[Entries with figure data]
_____

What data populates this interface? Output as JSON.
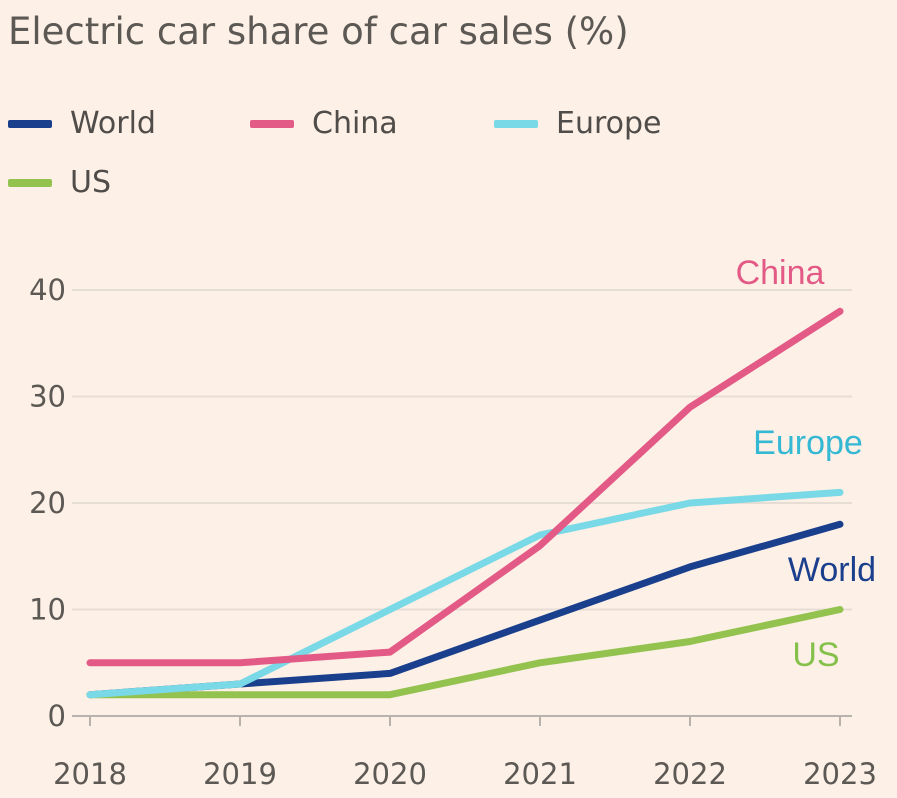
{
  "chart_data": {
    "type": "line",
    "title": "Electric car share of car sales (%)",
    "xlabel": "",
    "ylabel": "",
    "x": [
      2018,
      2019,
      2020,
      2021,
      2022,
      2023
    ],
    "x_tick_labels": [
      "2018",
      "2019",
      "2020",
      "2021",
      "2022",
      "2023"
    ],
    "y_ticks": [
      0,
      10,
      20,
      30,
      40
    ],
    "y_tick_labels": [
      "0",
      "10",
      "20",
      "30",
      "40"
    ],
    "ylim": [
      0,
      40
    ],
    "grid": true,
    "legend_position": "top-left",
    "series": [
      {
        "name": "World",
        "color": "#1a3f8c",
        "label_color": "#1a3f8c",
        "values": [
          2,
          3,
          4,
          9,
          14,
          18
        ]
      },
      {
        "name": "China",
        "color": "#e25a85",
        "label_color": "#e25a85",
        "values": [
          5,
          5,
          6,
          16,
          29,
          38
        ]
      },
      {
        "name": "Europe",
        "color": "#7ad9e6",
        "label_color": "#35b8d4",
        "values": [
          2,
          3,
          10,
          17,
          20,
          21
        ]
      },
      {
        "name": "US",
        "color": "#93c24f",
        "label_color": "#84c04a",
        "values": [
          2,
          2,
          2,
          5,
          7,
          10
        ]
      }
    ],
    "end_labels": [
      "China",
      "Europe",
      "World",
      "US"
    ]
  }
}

_____

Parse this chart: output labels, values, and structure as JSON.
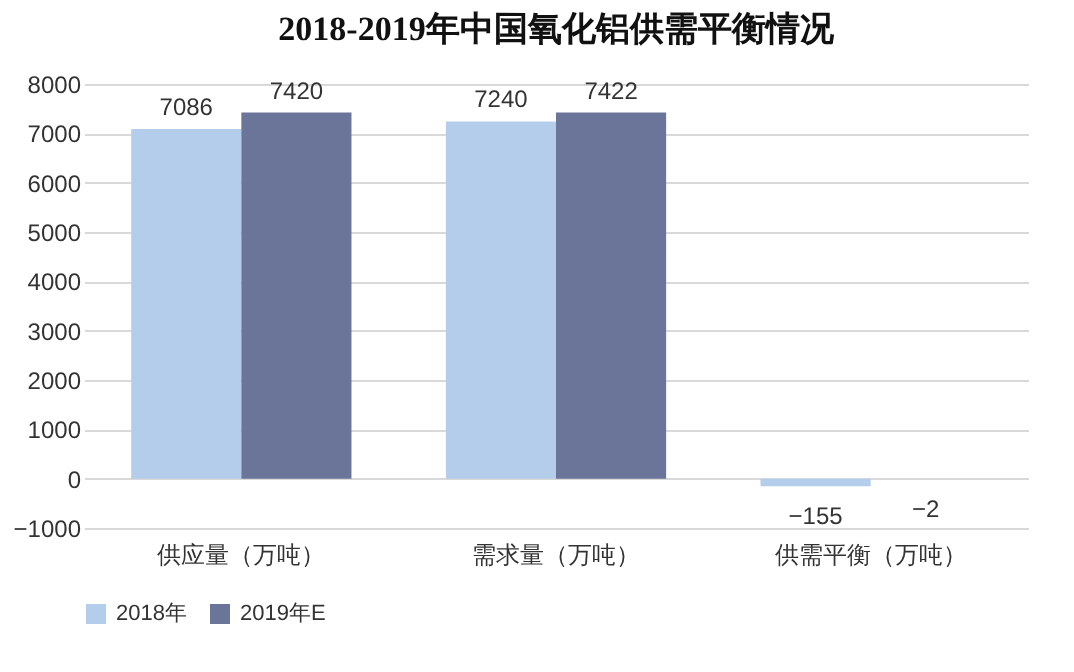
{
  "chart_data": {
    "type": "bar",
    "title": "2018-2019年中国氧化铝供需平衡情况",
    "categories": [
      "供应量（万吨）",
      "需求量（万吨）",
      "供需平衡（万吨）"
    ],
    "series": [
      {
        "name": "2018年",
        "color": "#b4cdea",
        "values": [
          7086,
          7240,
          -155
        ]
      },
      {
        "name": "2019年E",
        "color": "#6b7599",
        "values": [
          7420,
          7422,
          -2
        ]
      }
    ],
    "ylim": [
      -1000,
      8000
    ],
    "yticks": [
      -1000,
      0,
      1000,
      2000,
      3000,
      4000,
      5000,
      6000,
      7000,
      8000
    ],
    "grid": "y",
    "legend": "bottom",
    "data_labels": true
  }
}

_____

## TO BE DONE
Of the lines above, copy each that contains "this".

## RESPONSE TO THE EXERCISE
What data populates this interface? Output as JSON.
Parse this chart: output labels, values, and structure as JSON.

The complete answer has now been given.